» **THE REQUEST**:
Identify and reproduce every line holding the string "Fiber".

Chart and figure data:

Begin

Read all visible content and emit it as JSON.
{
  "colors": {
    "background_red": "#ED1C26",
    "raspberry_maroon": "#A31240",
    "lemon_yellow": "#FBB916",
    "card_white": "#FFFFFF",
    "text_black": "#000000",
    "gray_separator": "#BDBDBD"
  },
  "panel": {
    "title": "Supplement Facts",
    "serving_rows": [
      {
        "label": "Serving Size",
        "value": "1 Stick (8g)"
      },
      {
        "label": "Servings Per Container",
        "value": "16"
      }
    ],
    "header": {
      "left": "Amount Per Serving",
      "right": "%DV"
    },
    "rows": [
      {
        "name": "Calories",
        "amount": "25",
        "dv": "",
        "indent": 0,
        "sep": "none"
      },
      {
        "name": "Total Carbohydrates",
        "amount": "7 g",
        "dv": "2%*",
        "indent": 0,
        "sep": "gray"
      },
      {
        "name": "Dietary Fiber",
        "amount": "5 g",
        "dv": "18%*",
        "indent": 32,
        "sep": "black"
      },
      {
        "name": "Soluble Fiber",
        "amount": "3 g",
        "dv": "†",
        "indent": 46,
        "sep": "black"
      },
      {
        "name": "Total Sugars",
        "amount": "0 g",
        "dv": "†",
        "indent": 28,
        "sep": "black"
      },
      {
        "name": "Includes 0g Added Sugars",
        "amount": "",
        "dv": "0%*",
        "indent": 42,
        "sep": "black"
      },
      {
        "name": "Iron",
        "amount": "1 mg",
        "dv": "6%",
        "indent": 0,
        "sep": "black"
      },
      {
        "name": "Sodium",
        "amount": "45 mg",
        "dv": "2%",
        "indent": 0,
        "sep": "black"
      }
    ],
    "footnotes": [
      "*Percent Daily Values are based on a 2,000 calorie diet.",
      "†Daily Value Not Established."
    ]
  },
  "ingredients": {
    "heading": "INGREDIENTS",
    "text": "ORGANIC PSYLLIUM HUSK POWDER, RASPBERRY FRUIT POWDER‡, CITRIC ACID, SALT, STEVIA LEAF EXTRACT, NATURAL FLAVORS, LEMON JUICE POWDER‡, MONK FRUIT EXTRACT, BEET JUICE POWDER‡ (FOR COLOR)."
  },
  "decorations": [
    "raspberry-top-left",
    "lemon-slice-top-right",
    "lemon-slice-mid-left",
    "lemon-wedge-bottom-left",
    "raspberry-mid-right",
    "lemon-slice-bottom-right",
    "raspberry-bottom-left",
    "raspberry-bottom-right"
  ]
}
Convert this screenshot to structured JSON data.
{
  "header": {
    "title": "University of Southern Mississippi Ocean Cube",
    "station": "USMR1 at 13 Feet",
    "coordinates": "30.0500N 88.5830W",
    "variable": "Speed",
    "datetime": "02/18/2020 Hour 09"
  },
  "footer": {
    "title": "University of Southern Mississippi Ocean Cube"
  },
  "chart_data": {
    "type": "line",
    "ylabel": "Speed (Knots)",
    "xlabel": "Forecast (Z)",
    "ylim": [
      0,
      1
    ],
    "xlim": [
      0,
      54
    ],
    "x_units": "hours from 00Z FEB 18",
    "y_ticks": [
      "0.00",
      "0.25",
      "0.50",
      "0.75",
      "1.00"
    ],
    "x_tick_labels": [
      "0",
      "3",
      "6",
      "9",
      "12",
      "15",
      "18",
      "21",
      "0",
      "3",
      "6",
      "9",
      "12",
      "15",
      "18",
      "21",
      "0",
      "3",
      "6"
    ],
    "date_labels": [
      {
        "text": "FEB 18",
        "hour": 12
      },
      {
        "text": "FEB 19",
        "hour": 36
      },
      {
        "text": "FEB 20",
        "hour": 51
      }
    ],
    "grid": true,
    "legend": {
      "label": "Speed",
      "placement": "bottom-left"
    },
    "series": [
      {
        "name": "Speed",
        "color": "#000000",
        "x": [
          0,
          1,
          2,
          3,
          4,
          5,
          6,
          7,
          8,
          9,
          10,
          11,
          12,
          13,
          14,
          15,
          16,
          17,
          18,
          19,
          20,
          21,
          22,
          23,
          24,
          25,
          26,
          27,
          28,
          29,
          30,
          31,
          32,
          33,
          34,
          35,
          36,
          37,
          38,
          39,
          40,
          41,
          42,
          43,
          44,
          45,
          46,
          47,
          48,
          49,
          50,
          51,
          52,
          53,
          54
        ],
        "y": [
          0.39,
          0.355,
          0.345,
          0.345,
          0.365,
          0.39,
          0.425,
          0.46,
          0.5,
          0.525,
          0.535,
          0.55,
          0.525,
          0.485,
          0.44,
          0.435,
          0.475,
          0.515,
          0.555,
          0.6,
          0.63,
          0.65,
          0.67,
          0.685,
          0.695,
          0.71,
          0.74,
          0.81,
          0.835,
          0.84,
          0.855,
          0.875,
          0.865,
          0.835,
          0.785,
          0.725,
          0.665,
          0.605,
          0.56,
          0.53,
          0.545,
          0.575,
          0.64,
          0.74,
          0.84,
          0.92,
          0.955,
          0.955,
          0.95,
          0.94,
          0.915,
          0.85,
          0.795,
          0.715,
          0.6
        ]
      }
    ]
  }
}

End

» **EXPECTED ANSWER**:
        "name": "Dietary Fiber",
        "name": "Soluble Fiber",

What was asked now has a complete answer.